Written problem -> Transcribe the records below exactly.

Excerpted data ->
## begin
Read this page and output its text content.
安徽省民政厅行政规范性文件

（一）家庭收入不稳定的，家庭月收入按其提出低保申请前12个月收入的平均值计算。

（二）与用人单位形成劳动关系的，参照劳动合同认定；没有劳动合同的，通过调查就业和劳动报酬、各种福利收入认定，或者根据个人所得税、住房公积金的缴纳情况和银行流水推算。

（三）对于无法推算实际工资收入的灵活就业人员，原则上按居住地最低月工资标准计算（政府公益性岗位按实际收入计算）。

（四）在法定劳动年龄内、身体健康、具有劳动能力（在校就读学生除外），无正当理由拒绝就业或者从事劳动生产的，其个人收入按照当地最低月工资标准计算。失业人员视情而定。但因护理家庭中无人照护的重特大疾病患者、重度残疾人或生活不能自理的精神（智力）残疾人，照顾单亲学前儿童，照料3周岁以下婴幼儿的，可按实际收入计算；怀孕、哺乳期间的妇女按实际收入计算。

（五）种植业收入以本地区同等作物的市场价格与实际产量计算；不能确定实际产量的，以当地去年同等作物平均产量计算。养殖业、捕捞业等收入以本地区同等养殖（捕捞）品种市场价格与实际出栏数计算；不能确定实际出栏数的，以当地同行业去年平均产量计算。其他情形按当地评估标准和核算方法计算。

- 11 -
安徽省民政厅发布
## end
Reply to the task ->
Read this page and output its text content.
安徽省民政厅行政规范性文件

（一）家庭收入不稳定的，家庭月收入按其提出低保申请前12个月收入的平均值计算。

（二）与用人单位形成劳动关系的，参照劳动合同认定；没有劳动合同的，通过调查就业和劳动报酬、各种福利收入认定，或者根据个人所得税、住房公积金的缴纳情况和银行流水推算。

（三）对于无法推算实际工资收入的灵活就业人员，原则上按居住地最低月工资标准计算（政府公益性岗位按实际收入计算）。

（四）在法定劳动年龄内、身体健康、具有劳动能力（在校就读学生除外），无正当理由拒绝就业或者从事劳动生产的，其个人收入按照当地最低月工资标准计算。失业人员视情而定。但因护理家庭中无人照护的重特大疾病患者、重度残疾人或生活不能自理的精神（智力）残疾人，照顾单亲学前儿童，照料3周岁以下婴幼儿的，可按实际收入计算；怀孕、哺乳期间的妇女按实际收入计算。

（五）种植业收入以本地区同等作物的市场价格与实际产量计算；不能确定实际产量的，以当地去年同等作物平均产量计算。养殖业、捕捞业等收入以本地区同等养殖（捕捞）品种市场价格与实际出栏数计算；不能确定实际出栏数的，以当地同行业去年平均产量计算。其他情形按当地评估标准和核算方法计算。

- 11 -
安徽省民政厅发布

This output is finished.